» **Instruction**:
Output the full listing below exactly, without the pictures.
## begin Record extracts
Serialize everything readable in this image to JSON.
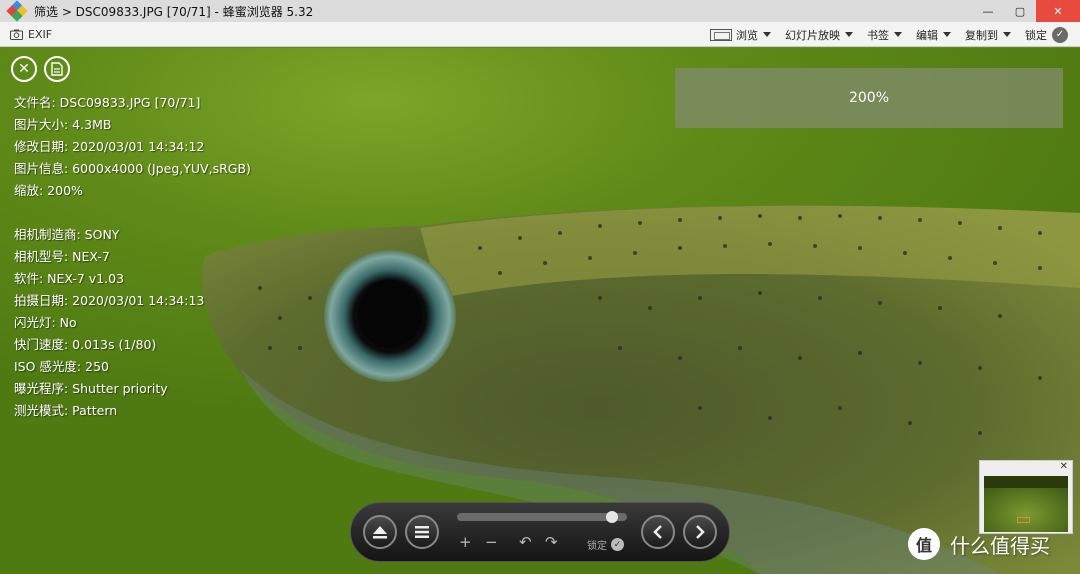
{
  "window": {
    "title": "筛选 > DSC09833.JPG [70/71] - 蜂蜜浏览器 5.32",
    "minimize_label": "—",
    "maximize_label": "▢",
    "close_label": "✕"
  },
  "toolbar": {
    "exif_label": "EXIF",
    "browse_label": "浏览",
    "slideshow_label": "幻灯片放映",
    "bookmark_label": "书签",
    "edit_label": "编辑",
    "copyto_label": "复制到",
    "lock_label": "锁定"
  },
  "info": {
    "filename": "文件名: DSC09833.JPG [70/71]",
    "filesize": "图片大小: 4.3MB",
    "modified": "修改日期: 2020/03/01 14:34:12",
    "imageinfo": "图片信息: 6000x4000 (Jpeg,YUV,sRGB)",
    "zoom": "缩放: 200%",
    "make": "相机制造商: SONY",
    "model": "相机型号: NEX-7",
    "software": "软件: NEX-7 v1.03",
    "shot_date": "拍摄日期: 2020/03/01 14:34:13",
    "flash": "闪光灯: No",
    "shutter": "快门速度: 0.013s (1/80)",
    "iso": "ISO 感光度: 250",
    "program": "曝光程序: Shutter priority",
    "metering": "测光模式: Pattern"
  },
  "zoom_overlay": {
    "text": "200%"
  },
  "navbar": {
    "progress": 0.94,
    "lock_label": "锁定",
    "zoom_in": "+",
    "zoom_out": "−",
    "rotate_left": "↶",
    "rotate_right": "↷"
  },
  "minimap": {
    "close_label": "✕"
  },
  "watermark": {
    "badge": "值",
    "text": "什么值得买"
  },
  "colors": {
    "accent_close": "#e84a3e",
    "minimap_marker": "#e8863a"
  }
}
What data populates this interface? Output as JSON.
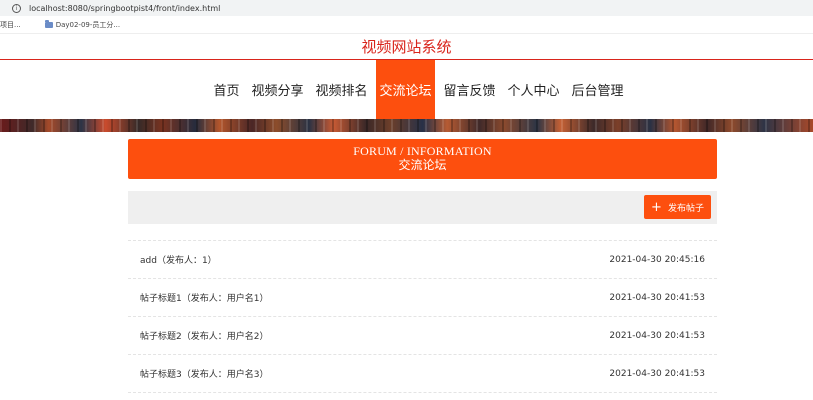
## end Record extracts
» **Answer to this problem**:
Serialize everything readable in this image to JSON.
{
  "window": {
    "title": "筛选 > DSC09833.JPG [70/71] - 蜂蜜浏览器 5.32",
    "minimize_label": "—",
    "maximize_label": "▢",
    "close_label": "✕"
  },
  "toolbar": {
    "exif_label": "EXIF",
    "browse_label": "浏览",
    "slideshow_label": "幻灯片放映",
    "bookmark_label": "书签",
    "edit_label": "编辑",
    "copyto_label": "复制到",
    "lock_label": "锁定"
  },
  "info": {
    "filename": "文件名: DSC09833.JPG [70/71]",
    "filesize": "图片大小: 4.3MB",
    "modified": "修改日期: 2020/03/01 14:34:12",
    "imageinfo": "图片信息: 6000x4000 (Jpeg,YUV,sRGB)",
    "zoom": "缩放: 200%",
    "make": "相机制造商: SONY",
    "model": "相机型号: NEX-7",
    "software": "软件: NEX-7 v1.03",
    "shot_date": "拍摄日期: 2020/03/01 14:34:13",
    "flash": "闪光灯: No",
    "shutter": "快门速度: 0.013s (1/80)",
    "iso": "ISO 感光度: 250",
    "program": "曝光程序: Shutter priority",
    "metering": "测光模式: Pattern"
  },
  "zoom_overlay": {
    "text": "200%"
  },
  "navbar": {
    "progress": 0.94,
    "lock_label": "锁定",
    "zoom_in": "+",
    "zoom_out": "−",
    "rotate_left": "↶",
    "rotate_right": "↷"
  },
  "minimap": {
    "close_label": "✕"
  },
  "watermark": {
    "badge": "值",
    "text": "什么值得买"
  },
  "colors": {
    "accent_close": "#e84a3e",
    "minimap_marker": "#e8863a"
  }
}
What data populates this interface? Output as JSON.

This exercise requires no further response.